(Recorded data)
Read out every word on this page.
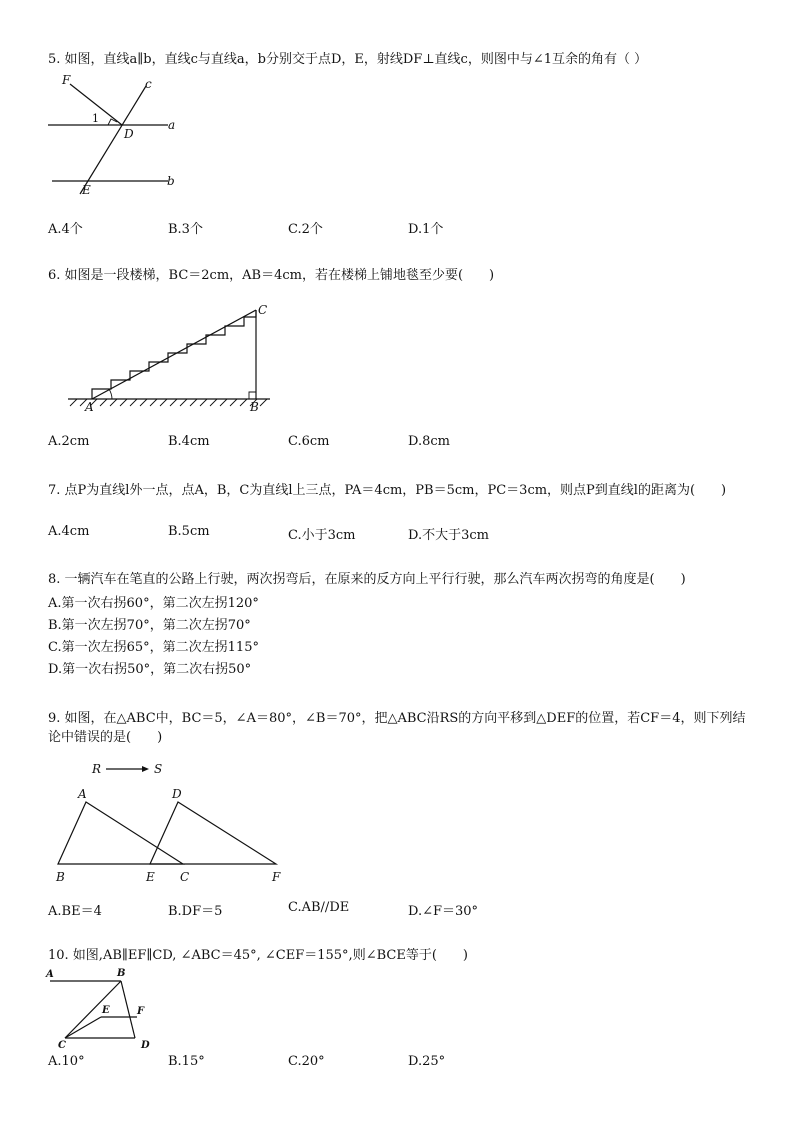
5. 如图，直线a∥b，直线c与直线a，b分别交于点D，E，射线DF⊥直线c，则图中与∠1互余的角有（ ）
F	c
1
D
a
E
b
A.4个	B.3个	C.2个	D.1个
6. 如图是一段楼梯，BC＝2cm，AB＝4cm，若在楼梯上铺地毯至少要(　　)
A	B
C
A.2cm	B.4cm	C.6cm	D.8cm
7. 点P为直线l外一点，点A，B，C为直线l上三点，PA＝4cm，PB＝5cm，PC＝3cm，则点P到直线l的距离为(　　)
A.4cm	B.5cm	C.小于3cm	D.不大于3cm
8. 一辆汽车在笔直的公路上行驶，两次拐弯后，在原来的反方向上平行行驶，那么汽车两次拐弯的角度是(　　)
A.第一次右拐60°，第二次左拐120°
B.第一次左拐70°，第二次左拐70°
C.第一次左拐65°，第二次左拐115°
D.第一次右拐50°，第二次右拐50°
9. 如图，在△ABC中，BC＝5，∠A＝80°，∠B＝70°，把△ABC沿RS的方向平移到△DEF的位置，若CF＝4，则下列结论中错误的是(　　)
R	S
A	D
B	E C	F
A.BE＝4	B.DF＝5	C.AB//DE	D.∠F＝30°
10. 如图,AB∥EF∥CD, ∠ABC＝45°, ∠CEF＝155°,则∠BCE等于(　　)
A	B
E	F
C	D
A.10°	B.15°	C.20°	D.25°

◆ **Exercise task**
Write out all the entries again, word for word, and print no images.

◆ **Completed task**
Read out every word on this page.
5. 如图，直线a∥b，直线c与直线a，b分别交于点D，E，射线DF⊥直线c，则图中与∠1互余的角有（ ）
F	c
1
D
a
E
b
A.4个	B.3个	C.2个	D.1个
6. 如图是一段楼梯，BC＝2cm，AB＝4cm，若在楼梯上铺地毯至少要(　　)
A	B
C
A.2cm	B.4cm	C.6cm	D.8cm
7. 点P为直线l外一点，点A，B，C为直线l上三点，PA＝4cm，PB＝5cm，PC＝3cm，则点P到直线l的距离为(　　)
A.4cm	B.5cm	C.小于3cm	D.不大于3cm
8. 一辆汽车在笔直的公路上行驶，两次拐弯后，在原来的反方向上平行行驶，那么汽车两次拐弯的角度是(　　)
A.第一次右拐60°，第二次左拐120°
B.第一次左拐70°，第二次左拐70°
C.第一次左拐65°，第二次左拐115°
D.第一次右拐50°，第二次右拐50°
9. 如图，在△ABC中，BC＝5，∠A＝80°，∠B＝70°，把△ABC沿RS的方向平移到△DEF的位置，若CF＝4，则下列结论中错误的是(　　)
R	S
A	D
B	E C	F
A.BE＝4	B.DF＝5	C.AB//DE	D.∠F＝30°
10. 如图,AB∥EF∥CD, ∠ABC＝45°, ∠CEF＝155°,则∠BCE等于(　　)
A	B
E	F
C	D
A.10°	B.15°	C.20°	D.25°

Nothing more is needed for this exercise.